## Problem set
1. In the passage on trust in education, reproduce the part that opens with the words containing "Does the American" and closes with "comes to parents.", swapping "higher education" for "postsecondary education".
2. Render this sentence from the passage on trust in education into Spanish: "Gallup polls show a steady decline of trust in higher education."
3. Answer these from the passage on trust in education:
(a) Which polling organization shows a steady decline of trust in higher education?
(b) Which Shakespeare character is quoted in the passage?
(c) Toward whom do many unionized educators show disdain, according to the passage?

## Selected excerpt
Does the American education system deserve our trust? Gallup polls show a steady decline of trust in higher education. The recurring stories of violent chaos erupting across the university landscape do nothing to increase colleges’ credibility. The protests and some of the universities’ anemic responses are, as Shakespeare’s Macbeth lamented of life, “full of sound and fury, signifying nothing.” But it makes for compelling television.
It’s not just in higher education, though, that we’re seeing questionable behavior by those shaping the next generation. Lost in the milieu of university madness is another story about education and many unionized educators’ disdainful true colors when it comes to parents.

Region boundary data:
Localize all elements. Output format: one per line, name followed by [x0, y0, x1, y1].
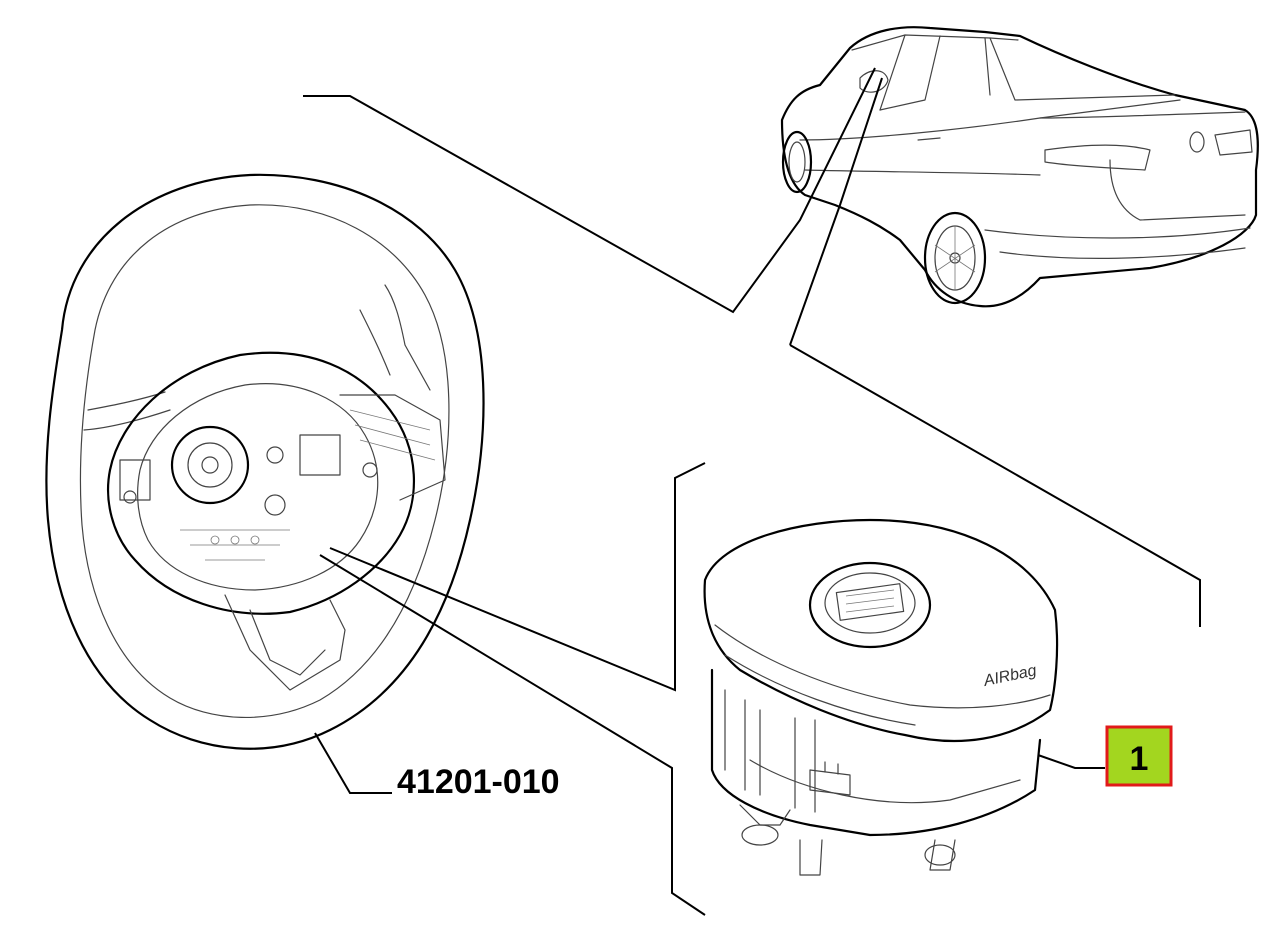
callout-1: 1 [1105, 725, 1173, 787]
steering-wheel-icon [45, 173, 485, 750]
airbag-cover-label: AIRbag [981, 662, 1038, 690]
airbag-module-icon: AIRbag [703, 518, 1059, 876]
callout-box [1105, 725, 1173, 787]
assembly-part-number: 41201-010 [397, 763, 560, 801]
car-icon [780, 26, 1259, 308]
leader-lines [303, 67, 1201, 916]
callout-number: 1 [1130, 740, 1149, 778]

## Exercise solutions
1.
Does the American education system deserve our trust? Gallup polls show a steady decline of trust in postsecondary education. The recurring stories of violent chaos erupting across the university landscape do nothing to increase colleges’ credibility. The protests and some of the universities’ anemic responses are, as Shakespeare’s Macbeth lamented of life, “full of sound and fury, signifying nothing.” But it makes for compelling television.
It’s not just in postsecondary education, though, that we’re seeing questionable behavior by those shaping the next generation. Lost in the milieu of university madness is another story about education and many unionized educators’ disdainful true colors when it comes to parents.

2. Las encuestas de Gallup muestran un descenso constante de la confianza en la educación superior.

3.
(a) Gallup
(b) Macbeth
(c) Parents